§ AANGELEVERDE TEKST
━━━━━━━━━━

De omgang met de genoemde boeken was bij mij natuurlijk heel summier en fragmentarisch. Pas veel later kon ik ze echt en helemaal lezen. Er was echter, naast de wereldoorlog en de Bevrijding, nog een bron van kennismaking met “de wereld”. Dat was de R.K. Kerk en het missiewerk. Er was in mijn geboortedorp een vestiging van de Missionarissen van het Heilig Hart. Zij was ondergebracht in de restanten van het middeleeuwse kasteel van de heren van Stein. Toen ik op de zesde klas ter voorbereiding op het gymnasium bijles in Frans moest volgen, kreeg ik die van pater E.L. Rijksen, M.S.C. In mijn bezit is nog een door hem voor mij gemaakte kopie van het gedicht “Le singe qui montre la lanterne magique” van Jean-Pierre Clarisse de Florian (1755-1794). Pater Rijksen was - voor mij - een massieve, rijzige man met een prachtige stem om te declameren, wat hij dan ook graag deed. Vooral zijn Frans klonk als het rollen van de donder over het veld aan de overkant van ons huis. Hij was dertig jaar lang missionaris in Afrika geweest en vertelde daar graag over, mij soms angst aanjagend met verhalen over ontdekkingsreizigers die in grote ketels gekookt werden en opgegeten. Zo lang hij er serieus bij keek hield hij vol dat mensenvlees heel lekker was, maar als ik benepen begon te kijken barstte hij in een daverende lach uit. Dát was wat de meeste mensen zich voorstelden van de heidenen en ik moest toch toegeven dat hijzelf een smakelijke hap zou zijn geweest. Enfin, ik was nog maar elf jaar en in plaats dat zijn verhaal mij afschrikte kreeg ik het verlangen missionaris te worden om ook naar “de warme landen” te kunnen gaan.
In de missie, zo legde pater Rijksen mij uit, manifesteerde zich de wereldkerk, de katholieke kerk. Het woord “katholiek” was afgeleid van het Grieks en betekende “geheel”, “alles samenvattend”. Met een van het latijn afgeleid woord betekende het “universeel”. En wat was er mooier dan universeel of katholiek te zijn en dan ook niet te blijven hangen in de dorpskerk, maar de wereld in te trekken om het universele geloof te verkondigen.
Ik had zelf al begrepen dat het geloof, i.c. het katholieke, het dorp ver oversteeg, maar deze notie had nog geen concrete inhoud. Door de les van de pater kon ik mij er iets bij voorstellen: Rome, als de zetel van het geheel, en de missielanden. En waar “zaten wij” niet allemaal? Niet alleen in Afrika, maar ook in China en India en in Zuid-Amerika. En in Japan waar Franciscus Xaverius het geloof had gebracht, een verhaal dat nog overtroffen werd door dat van pater Damiaan, de Held van Molokai. En nog overtreffender was natuurlijk het verhaal van Columbus. Mijn vader had er ook alweer een boek over: “Christoffel Columbus” (1946) van Gabriël Gorris. Het had als ondertitel “De laatste kruisvaarder” en men begrijpt dat Gorris op het niet door iedereen gedeelde standpunt stond dat Columbus zijn tocht ondernomen heeft om het geloof uit te dragen. Toen ik op school een voordracht moest houden koos ik de ontdekking van Amerika door Columbus als onderwerp en putte mijn stof uit dit boek.

━━━━━━━━━━

§ VEREISTE OPDRACHT
Vervolg de jeugdherinnering over pater Rijksen en het missiewerk, aansluitend op de laatste zin ervan. Het hierna volgende overzicht is afkomstig uit een andere bron.

━━━━━━━━━━

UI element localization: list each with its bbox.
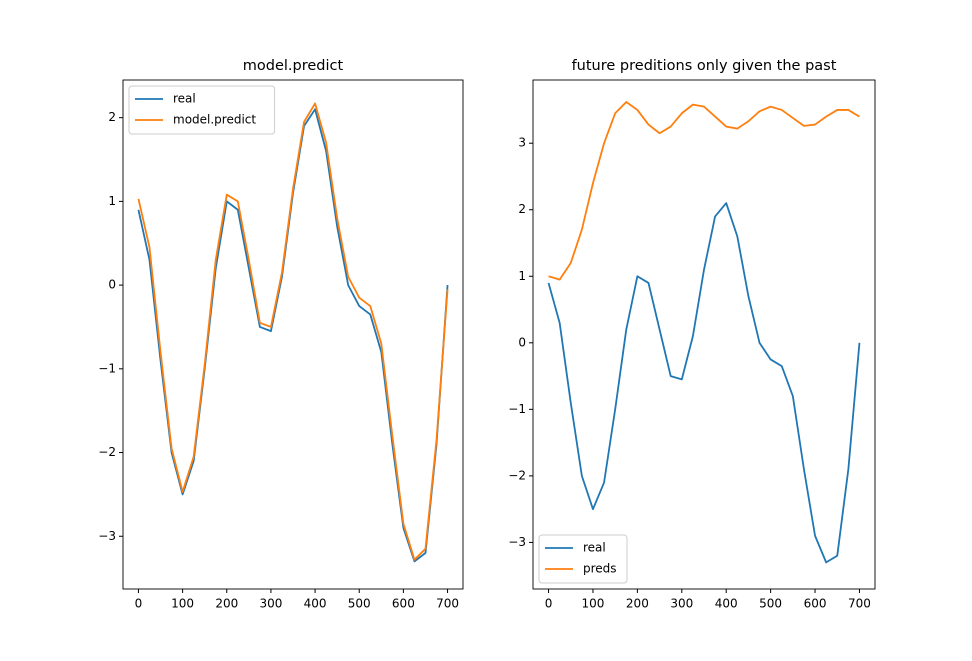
x-tick-label: 0 bbox=[135, 597, 143, 611]
legend-box bbox=[538, 534, 628, 584]
x-tick-label: 0 bbox=[545, 597, 553, 611]
x-tick-label: 100 bbox=[171, 597, 194, 611]
axes-frame bbox=[532, 79, 876, 590]
y-tick-label: 3 bbox=[518, 136, 526, 150]
y-tick-label: 0 bbox=[518, 335, 526, 349]
y-tick-label: −1 bbox=[98, 361, 116, 375]
y-tick-label: 2 bbox=[518, 202, 526, 216]
x-tick-label: 300 bbox=[259, 597, 282, 611]
x-tick-label: 500 bbox=[759, 597, 782, 611]
plot-area bbox=[533, 80, 875, 589]
y-tick-label: −2 bbox=[508, 468, 526, 482]
legend-label: real bbox=[173, 92, 196, 106]
x-tick-label: 400 bbox=[304, 597, 327, 611]
series-line bbox=[548, 101, 860, 281]
series-line bbox=[547, 202, 861, 564]
x-tick-label: 400 bbox=[715, 597, 738, 611]
plot-area bbox=[123, 80, 463, 589]
y-tick-label: −3 bbox=[508, 535, 526, 549]
x-tick-label: 200 bbox=[626, 597, 649, 611]
chart-title: model.predict bbox=[243, 58, 344, 74]
y-tick-label: −3 bbox=[98, 529, 116, 543]
x-tick-label: 200 bbox=[215, 597, 238, 611]
y-tick-label: 2 bbox=[108, 110, 116, 124]
x-tick-label: 700 bbox=[436, 597, 459, 611]
x-tick-label: 600 bbox=[804, 597, 827, 611]
x-tick-label: 300 bbox=[670, 597, 693, 611]
x-tick-label: 700 bbox=[848, 597, 871, 611]
y-tick-label: 0 bbox=[108, 278, 116, 292]
legend-label: real bbox=[583, 541, 606, 555]
x-tick-label: 500 bbox=[348, 597, 371, 611]
legend-label: model.predict bbox=[173, 113, 256, 127]
y-tick-label: −1 bbox=[508, 402, 526, 416]
legend-label: preds bbox=[583, 562, 617, 576]
x-tick-label: 600 bbox=[392, 597, 415, 611]
y-tick-label: 1 bbox=[518, 269, 526, 283]
series-line bbox=[137, 102, 449, 561]
axes-frame bbox=[122, 79, 464, 590]
y-tick-label: −2 bbox=[98, 445, 116, 459]
y-tick-label: 1 bbox=[108, 194, 116, 208]
x-tick-label: 100 bbox=[582, 597, 605, 611]
legend-box bbox=[128, 85, 276, 135]
chart-title: future preditions only given the past bbox=[572, 58, 837, 74]
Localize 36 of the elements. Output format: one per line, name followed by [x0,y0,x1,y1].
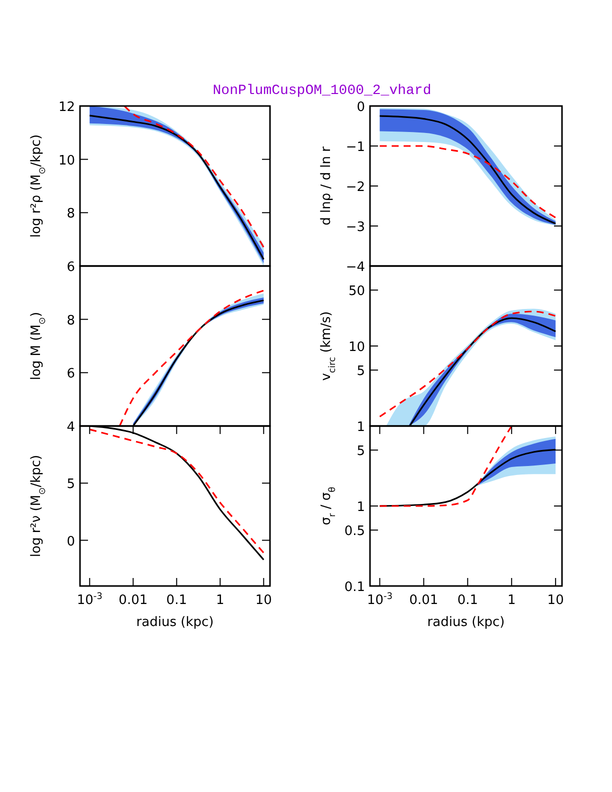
y-tick-label: 4 [66,420,75,435]
y-tick-label: 5 [356,364,365,380]
x-tick-label: 10 [547,593,564,608]
y-tick-label: 10 [58,153,75,168]
y-tick-label: −3 [346,220,365,235]
y-tick-label: 6 [66,260,75,275]
text: NonPlumCuspOM_1000_2_vhard [212,83,432,99]
y-tick-label: 8 [66,206,75,222]
x-tick-label: 0.1 [166,593,187,608]
y-tick-label: 12 [58,100,75,115]
y-tick-label: −1 [346,140,365,155]
y-tick-label: 1 [356,500,365,515]
x-axis-title: radius (kpc) [136,615,214,630]
x-tick-label: 10 [255,593,272,608]
y-tick-label: 5 [66,477,75,492]
y-tick-label: 6 [66,366,75,382]
y-tick-label: 0 [356,100,365,115]
x-tick-label: 0.01 [409,593,438,608]
y-tick-label: −4 [346,260,365,275]
y-tick-label: 0 [66,534,75,550]
x-tick-label: 0.1 [457,593,478,608]
y-tick-label: 50 [348,284,365,300]
x-tick-label: 0.01 [118,593,148,608]
y-tick-label: 10 [348,340,365,355]
y-tick-label: 8 [66,313,75,328]
y-tick-label: −2 [346,180,365,195]
x-tick-label: 1 [507,593,516,608]
y-tick-label: 0.1 [344,580,365,595]
y-tick-label: 5 [356,444,365,460]
x-tick-label: 10$^{-3}$ [76,592,103,608]
y-tick-label: 1 [356,420,365,435]
y-axis-title: d lnρ / d ln r [319,146,334,226]
x-tick-label: 1 [216,593,224,608]
x-axis-title: radius (kpc) [427,615,505,630]
x-tick-label: 10$^{-3}$ [366,592,393,608]
y-tick-label: 0.5 [344,524,365,540]
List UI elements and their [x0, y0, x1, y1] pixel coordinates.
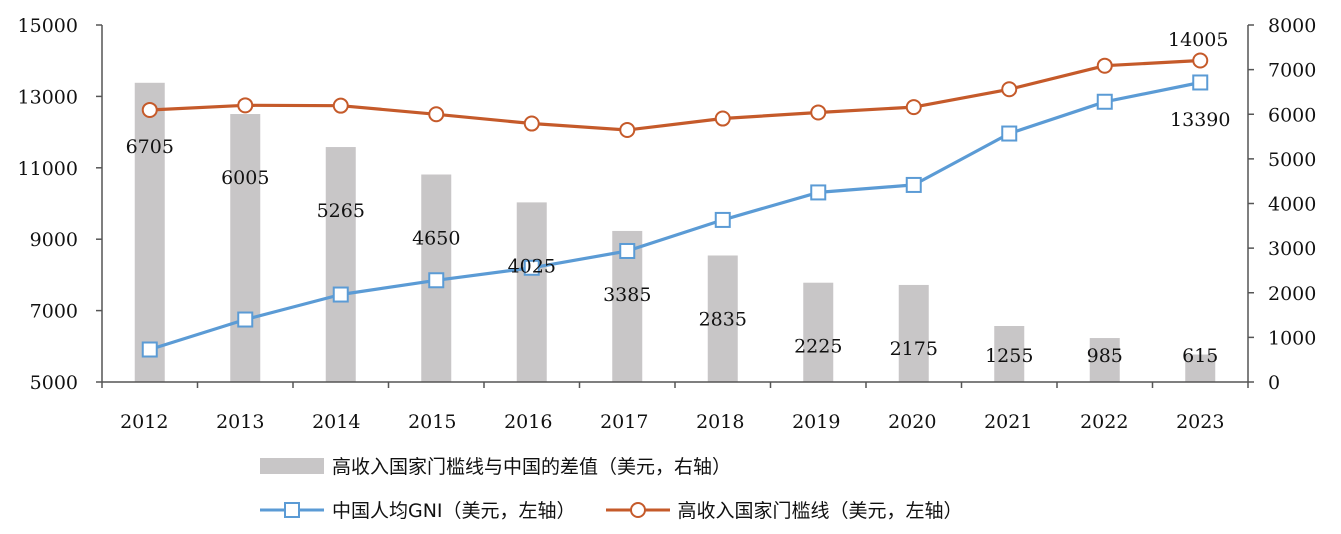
legend-label-gni: 中国人均GNI（美元，左轴） — [332, 500, 576, 522]
x-tick-label-2017: 2017 — [600, 411, 648, 433]
gni-point-2022 — [1096, 93, 1113, 110]
bar-2014 — [325, 147, 356, 382]
legend-swatch-gap — [260, 457, 324, 474]
legend: 高收入国家门槛线与中国的差值（美元，右轴） 中国人均GNI（美元，左轴） 高收入… — [0, 440, 1341, 534]
bar-2016 — [516, 202, 547, 382]
threshold-point-2016 — [523, 115, 540, 132]
right-tick-label: 7000 — [1268, 60, 1316, 82]
bar-label-2023: 615 — [1182, 345, 1218, 367]
bar-group — [134, 82, 1216, 383]
gni-point-2020 — [905, 176, 922, 193]
bar-label-2014: 5265 — [317, 200, 365, 222]
bar-label-2013: 6005 — [221, 167, 269, 189]
line-group — [141, 52, 1209, 358]
left-tick-label: 11000 — [18, 158, 78, 180]
bar-2020 — [898, 284, 929, 382]
x-tick-label-2015: 2015 — [408, 411, 456, 433]
x-tick-label-2012: 2012 — [120, 411, 168, 433]
bar-2022 — [1089, 338, 1120, 382]
left-tick-label: 7000 — [30, 301, 78, 323]
gni-end-label: 13390 — [1170, 109, 1230, 131]
label-group: 6705 6005 5265 4650 4025 3385 2835 2225 2175 1255… — [126, 29, 1231, 367]
bar-label-2020: 2175 — [890, 338, 938, 360]
legend-item-gap: 高收入国家门槛线与中国的差值（美元，右轴） — [260, 452, 731, 479]
threshold-point-2019 — [810, 104, 827, 121]
gni-point-2019 — [810, 184, 827, 201]
axes-group: 5000 7000 9000 11000 13000 15000 0 1000 2000 3000… — [18, 15, 1317, 433]
legend-row-2: 中国人均GNI（美元，左轴） 高收入国家门槛线（美元，左轴） — [260, 496, 963, 523]
left-tick-label: 15000 — [18, 15, 78, 37]
x-tick-label-2016: 2016 — [504, 411, 552, 433]
gni-point-2016 — [523, 259, 540, 276]
gni-point-2023 — [1192, 74, 1209, 91]
gni-point-2014 — [332, 286, 349, 303]
bar-2012 — [134, 82, 165, 383]
bar-2013 — [230, 114, 261, 382]
right-tick-label: 6000 — [1268, 104, 1316, 126]
threshold-point-2012 — [141, 101, 158, 118]
gni-point-2013 — [237, 311, 254, 328]
bar-label-2016: 4025 — [508, 255, 556, 277]
gni-point-2015 — [428, 272, 445, 289]
threshold-point-2023 — [1192, 52, 1209, 69]
series-line-1 — [149, 58, 1201, 132]
legend-swatch-threshold — [605, 501, 670, 518]
bar-label-2021: 1255 — [985, 345, 1033, 367]
threshold-point-2021 — [1001, 81, 1018, 98]
chart-svg: 5000 7000 9000 11000 13000 15000 0 1000 2000 3000… — [18, 15, 1317, 433]
bar-2018 — [707, 255, 738, 382]
bar-2021 — [994, 325, 1025, 382]
bar-label-2012: 6705 — [126, 136, 174, 158]
threshold-point-2017 — [619, 121, 636, 138]
bar-label-2017: 3385 — [603, 284, 651, 306]
right-tick-label: 2000 — [1268, 283, 1316, 305]
legend-row-1: 高收入国家门槛线与中国的差值（美元，右轴） — [260, 452, 731, 479]
x-tick-label-2013: 2013 — [216, 411, 264, 433]
threshold-point-2018 — [714, 110, 731, 127]
gni-point-2012 — [141, 341, 158, 358]
left-tick-label: 13000 — [18, 86, 78, 108]
legend-label-threshold: 高收入国家门槛线（美元，左轴） — [677, 500, 963, 522]
bar-label-2018: 2835 — [699, 308, 747, 330]
right-tick-label: 5000 — [1268, 149, 1316, 171]
right-tick-label: 8000 — [1268, 15, 1316, 37]
right-tick-label: 3000 — [1268, 238, 1316, 260]
gni-point-2018 — [714, 211, 731, 228]
x-tick-label-2020: 2020 — [888, 411, 936, 433]
left-tick-label: 9000 — [30, 229, 78, 251]
right-tick-label: 4000 — [1268, 194, 1316, 216]
bar-label-2022: 985 — [1087, 345, 1123, 367]
threshold-point-2015 — [428, 106, 445, 123]
legend-item-threshold: 高收入国家门槛线（美元，左轴） — [605, 496, 963, 523]
legend-label-gap: 高收入国家门槛线与中国的差值（美元，右轴） — [332, 456, 732, 478]
threshold-point-2020 — [905, 99, 922, 116]
gni-point-2017 — [619, 242, 636, 259]
threshold-point-2014 — [332, 97, 349, 114]
threshold-point-2022 — [1096, 57, 1113, 74]
x-tick-label-2023: 2023 — [1176, 411, 1224, 433]
bar-label-2015: 4650 — [412, 227, 460, 249]
right-tick-label: 0 — [1268, 372, 1280, 394]
right-tick-label: 1000 — [1268, 327, 1316, 349]
x-tick-label-2019: 2019 — [792, 411, 840, 433]
bar-2019 — [803, 282, 834, 382]
bar-2023 — [1185, 354, 1216, 382]
legend-swatch-gni — [260, 501, 324, 518]
x-tick-label-2018: 2018 — [696, 411, 744, 433]
left-tick-label: 5000 — [30, 372, 78, 394]
x-tick-label-2022: 2022 — [1080, 411, 1128, 433]
threshold-end-label: 14005 — [1168, 29, 1228, 51]
legend-item-gni: 中国人均GNI（美元，左轴） — [260, 496, 576, 523]
gni-point-2021 — [1001, 125, 1018, 142]
bar-label-2019: 2225 — [794, 336, 842, 358]
x-tick-label-2014: 2014 — [312, 411, 360, 433]
series-line-0 — [149, 80, 1201, 352]
threshold-point-2013 — [237, 97, 254, 114]
x-tick-label-2021: 2021 — [984, 411, 1032, 433]
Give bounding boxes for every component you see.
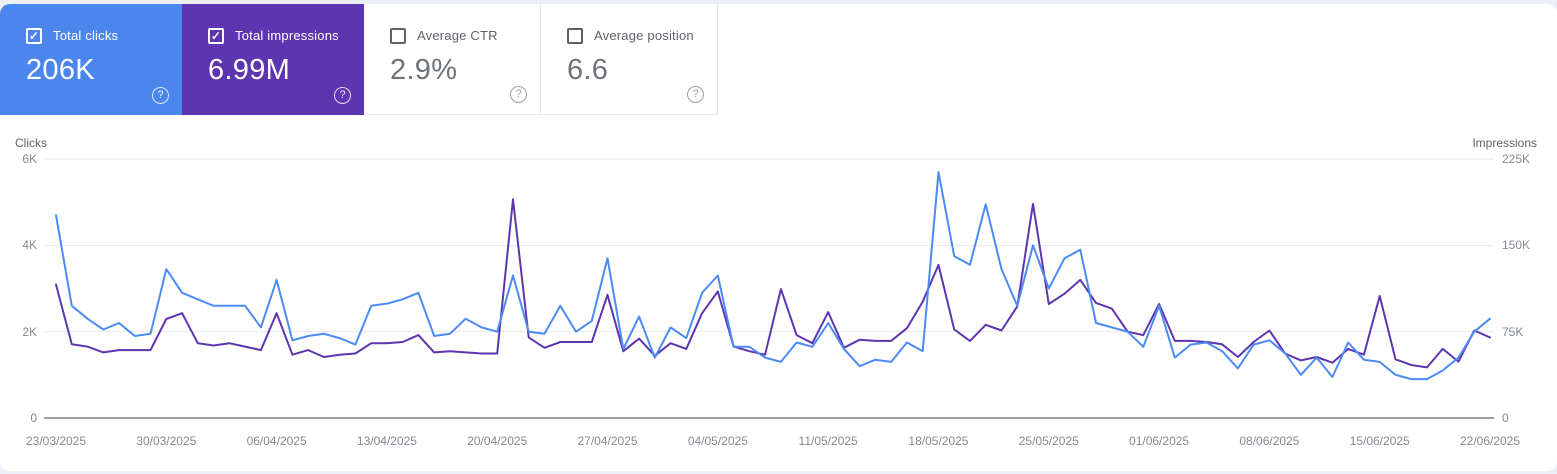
y-left-tick-label: 6K [22, 152, 37, 166]
metric-card-label: Average position [594, 28, 694, 43]
right-axis-title: Impressions [1472, 136, 1537, 150]
x-axis-tick-label: 01/06/2025 [1129, 434, 1190, 448]
checkbox-checked-icon[interactable]: ✓ [26, 28, 42, 44]
help-icon[interactable]: ? [510, 86, 527, 103]
x-axis-tick-label: 20/04/2025 [467, 434, 528, 448]
x-axis-tick-label: 27/04/2025 [577, 434, 638, 448]
checkbox-checked-icon[interactable]: ✓ [208, 28, 224, 44]
clicks-line[interactable] [55, 171, 1491, 381]
metric-card-label: Total impressions [235, 28, 339, 43]
y-left-tick-label: 0 [30, 411, 37, 425]
metric-card-total-impressions[interactable]: ✓ Total impressions 6.99M ? [182, 4, 364, 115]
help-icon[interactable]: ? [334, 87, 351, 104]
x-axis-tick-label: 15/06/2025 [1349, 434, 1410, 448]
metric-card-header: ✓ Total clicks [26, 28, 182, 44]
help-icon[interactable]: ? [152, 87, 169, 104]
metric-card-header: ✓ Total impressions [208, 28, 364, 44]
y-right-tick-label: 75K [1502, 324, 1524, 339]
checkbox-unchecked-icon[interactable] [390, 28, 406, 44]
x-axis-tick-label: 11/05/2025 [798, 434, 858, 448]
metric-card-value: 206K [26, 54, 95, 86]
x-axis-tick-label: 25/05/2025 [1018, 434, 1079, 448]
metric-card-label: Average CTR [417, 28, 498, 43]
x-axis-tick-label: 13/04/2025 [356, 434, 417, 448]
x-axis-tick-label: 22/06/2025 [1459, 434, 1521, 448]
metric-card-value: 6.6 [567, 54, 609, 86]
metric-card-label: Total clicks [53, 28, 119, 43]
impressions-line[interactable] [55, 198, 1491, 369]
y-right-tick-label: 0 [1502, 411, 1509, 425]
x-axis-tick-label: 08/06/2025 [1239, 434, 1300, 448]
metric-card-average-position[interactable]: Average position 6.6 ? [541, 4, 718, 115]
x-axis-tick-label: 23/03/2025 [25, 434, 87, 448]
metric-card-value: 6.99M [208, 54, 291, 86]
x-axis-tick-label: 18/05/2025 [908, 434, 969, 448]
metric-card-average-ctr[interactable]: Average CTR 2.9% ? [364, 4, 541, 115]
help-icon[interactable]: ? [687, 86, 704, 103]
metric-card-total-clicks[interactable]: ✓ Total clicks 206K ? [0, 4, 182, 115]
metric-card-header: Average CTR [390, 28, 540, 44]
y-right-tick-label: 225K [1502, 152, 1531, 166]
x-axis-tick-label: 06/04/2025 [246, 434, 307, 448]
x-axis-tick-label: 04/05/2025 [687, 434, 748, 448]
x-axis-tick-label: 30/03/2025 [136, 434, 197, 448]
y-right-tick-label: 150K [1502, 238, 1531, 253]
y-left-tick-label: 2K [22, 324, 37, 339]
y-left-tick-label: 4K [22, 238, 37, 253]
metric-card-header: Average position [567, 28, 717, 44]
left-axis-title: Clicks [15, 136, 47, 150]
metric-card-value: 2.9% [390, 54, 458, 86]
checkbox-unchecked-icon[interactable] [567, 28, 583, 44]
metric-cards: ✓ Total clicks 206K ? ✓ Total impression… [0, 4, 718, 115]
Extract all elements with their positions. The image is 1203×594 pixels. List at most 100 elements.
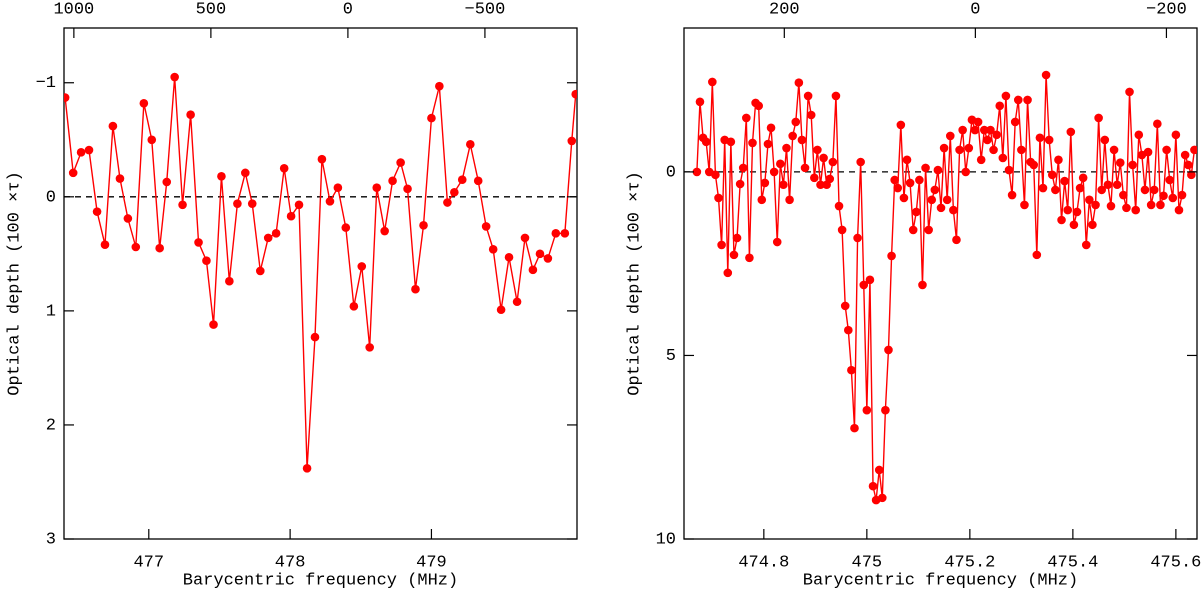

━━━━━━━━━━

§ EINDRESULTAAT
Ook uit andere lectuur was ik op de hoogte van Amerika. Ik had bij voorbeeld “Dromenland. Een boek voor de jeugd” (1946) van Aug. A. Boudens. Het besloeg drie delen: de verovering van Mexico door Hernando Cortez, het korte keizerschap van Mexico van de Habsburger Maximiliaan, drie eeuwen later, en de dictatoriale heerschappij over Mexico van Plutarco Elías Calles in de 20er jaren van de vorige eeuw. Het laatste verhaal vond ik niet zo geweldig, ik begreep niks van een dictatuur, maar over dat van Cortez was ik enthousiast. Talloze namen - Huitzilopotchli, Tlascalanen, Istrisuchil, Montezuma, Quetzalcoatl, Tenochtitlan - heb ik nog steeds in mijn geheugen.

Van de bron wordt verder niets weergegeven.